----- GIVEN ENTRIES

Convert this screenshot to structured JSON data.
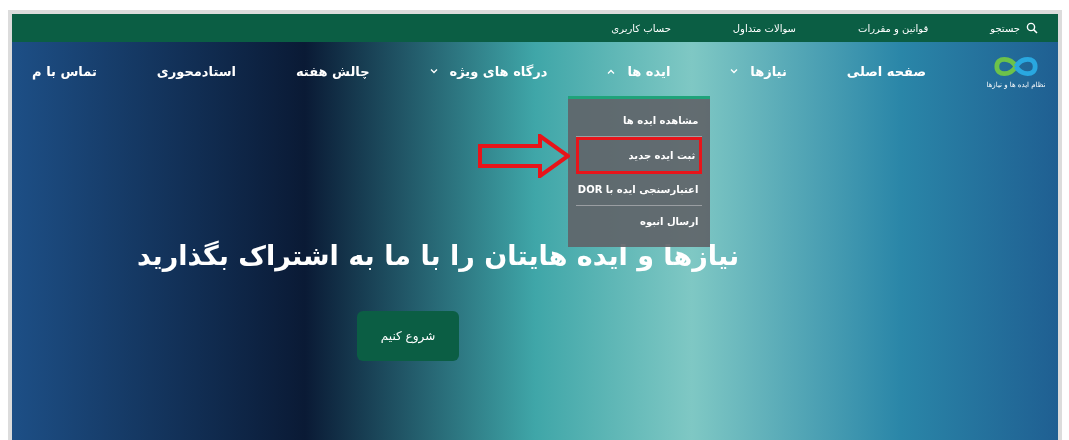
{
  "top_bar": {
    "links": [
      {
        "label": "جستجو",
        "kind": "search"
      },
      {
        "label": "قوانین و مقررات",
        "kind": "link"
      },
      {
        "label": "سوالات متداول",
        "kind": "link"
      },
      {
        "label": "حساب کاربری",
        "kind": "link"
      }
    ]
  },
  "nav": {
    "logo_caption": "نظام ایده ها و نیازها",
    "items": [
      {
        "label": "صفحه اصلی",
        "dropdown": false
      },
      {
        "label": "نیازها",
        "dropdown": true,
        "expanded": false
      },
      {
        "label": "ایده ها",
        "dropdown": true,
        "expanded": true,
        "menu": [
          {
            "label": "مشاهده ایده ها",
            "highlighted": false
          },
          {
            "label": "ثبت ایده جدید",
            "highlighted": true
          },
          {
            "label": "اعتبارسنجی ایده با DOR",
            "highlighted": false
          },
          {
            "label": "ارسال انبوه",
            "highlighted": false
          }
        ]
      },
      {
        "label": "درگاه های ویژه",
        "dropdown": true,
        "expanded": false
      },
      {
        "label": "چالش هفته",
        "dropdown": false
      },
      {
        "label": "استادمحوری",
        "dropdown": false
      },
      {
        "label": "تماس با م",
        "dropdown": false
      }
    ]
  },
  "hero": {
    "title": "نیازها و ایده هایتان را با ما به اشتراک بگذارید",
    "button": "شروع کنیم"
  }
}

----------

EXERCISE AIM | In the entries above, find each line with the word "نیازها" and show it.

RIGHT ANSWER |
    "logo_caption": "نظام ایده ها و نیازها",
        "label": "نیازها",
    "title": "نیازها و ایده هایتان را با ما به اشتراک بگذارید",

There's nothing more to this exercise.